#### Given records

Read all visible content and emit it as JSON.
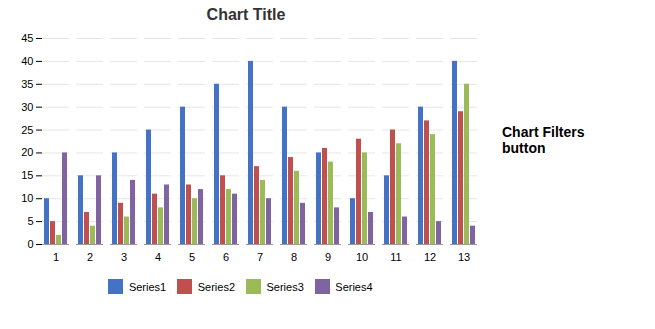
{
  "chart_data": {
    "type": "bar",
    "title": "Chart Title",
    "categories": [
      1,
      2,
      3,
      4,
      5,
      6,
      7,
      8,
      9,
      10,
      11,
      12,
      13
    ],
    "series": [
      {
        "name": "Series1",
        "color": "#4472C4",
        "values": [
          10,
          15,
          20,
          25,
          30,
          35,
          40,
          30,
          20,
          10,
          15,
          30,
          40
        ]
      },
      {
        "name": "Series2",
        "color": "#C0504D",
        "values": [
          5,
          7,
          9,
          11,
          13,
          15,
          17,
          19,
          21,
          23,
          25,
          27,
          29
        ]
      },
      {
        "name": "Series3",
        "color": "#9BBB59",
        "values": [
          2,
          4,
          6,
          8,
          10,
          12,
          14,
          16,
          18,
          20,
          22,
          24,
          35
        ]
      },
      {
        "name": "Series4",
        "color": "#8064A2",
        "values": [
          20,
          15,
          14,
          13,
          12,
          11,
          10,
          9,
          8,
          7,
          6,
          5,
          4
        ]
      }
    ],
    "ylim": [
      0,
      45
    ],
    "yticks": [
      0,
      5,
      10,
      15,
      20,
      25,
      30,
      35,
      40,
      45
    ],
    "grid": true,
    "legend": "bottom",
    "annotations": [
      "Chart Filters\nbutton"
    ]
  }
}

########

Repeat verbatim all the material, but not the pictures.

Finished task >>
Read all visible content and emit it as JSON.
{
  "chart_data": {
    "type": "bar",
    "title": "Chart Title",
    "categories": [
      1,
      2,
      3,
      4,
      5,
      6,
      7,
      8,
      9,
      10,
      11,
      12,
      13
    ],
    "series": [
      {
        "name": "Series1",
        "color": "#4472C4",
        "values": [
          10,
          15,
          20,
          25,
          30,
          35,
          40,
          30,
          20,
          10,
          15,
          30,
          40
        ]
      },
      {
        "name": "Series2",
        "color": "#C0504D",
        "values": [
          5,
          7,
          9,
          11,
          13,
          15,
          17,
          19,
          21,
          23,
          25,
          27,
          29
        ]
      },
      {
        "name": "Series3",
        "color": "#9BBB59",
        "values": [
          2,
          4,
          6,
          8,
          10,
          12,
          14,
          16,
          18,
          20,
          22,
          24,
          35
        ]
      },
      {
        "name": "Series4",
        "color": "#8064A2",
        "values": [
          20,
          15,
          14,
          13,
          12,
          11,
          10,
          9,
          8,
          7,
          6,
          5,
          4
        ]
      }
    ],
    "ylim": [
      0,
      45
    ],
    "yticks": [
      0,
      5,
      10,
      15,
      20,
      25,
      30,
      35,
      40,
      45
    ],
    "grid": true,
    "legend": "bottom",
    "annotations": [
      "Chart Filters\nbutton"
    ]
  }
}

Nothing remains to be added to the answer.